* [EXERCISE DESCRIPTION]
Every record needs to be set down again without a single difference.

* [RECORDS FOR PROCESSING]
────────
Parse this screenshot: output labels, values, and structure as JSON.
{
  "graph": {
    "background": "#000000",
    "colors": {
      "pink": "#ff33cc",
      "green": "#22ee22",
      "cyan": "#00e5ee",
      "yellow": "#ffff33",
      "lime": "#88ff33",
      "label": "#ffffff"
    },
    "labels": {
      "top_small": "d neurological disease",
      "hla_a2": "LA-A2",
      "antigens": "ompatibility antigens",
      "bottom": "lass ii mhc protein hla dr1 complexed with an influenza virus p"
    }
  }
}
────────
* [ANSWER TO THIS PROBLEM]
Parse this screenshot: output labels, values, and structure as JSON.
{
  "graph": {
    "background": "#000000",
    "colors": {
      "pink": "#ff33cc",
      "green": "#22ee22",
      "cyan": "#00e5ee",
      "yellow": "#ffff33",
      "lime": "#88ff33",
      "label": "#ffffff"
    },
    "labels": {
      "top_small": "d neurological disease",
      "hla_a2": "LA-A2",
      "antigens": "ompatibility antigens",
      "bottom": "lass ii mhc protein hla dr1 complexed with an influenza virus p"
    }
  }
}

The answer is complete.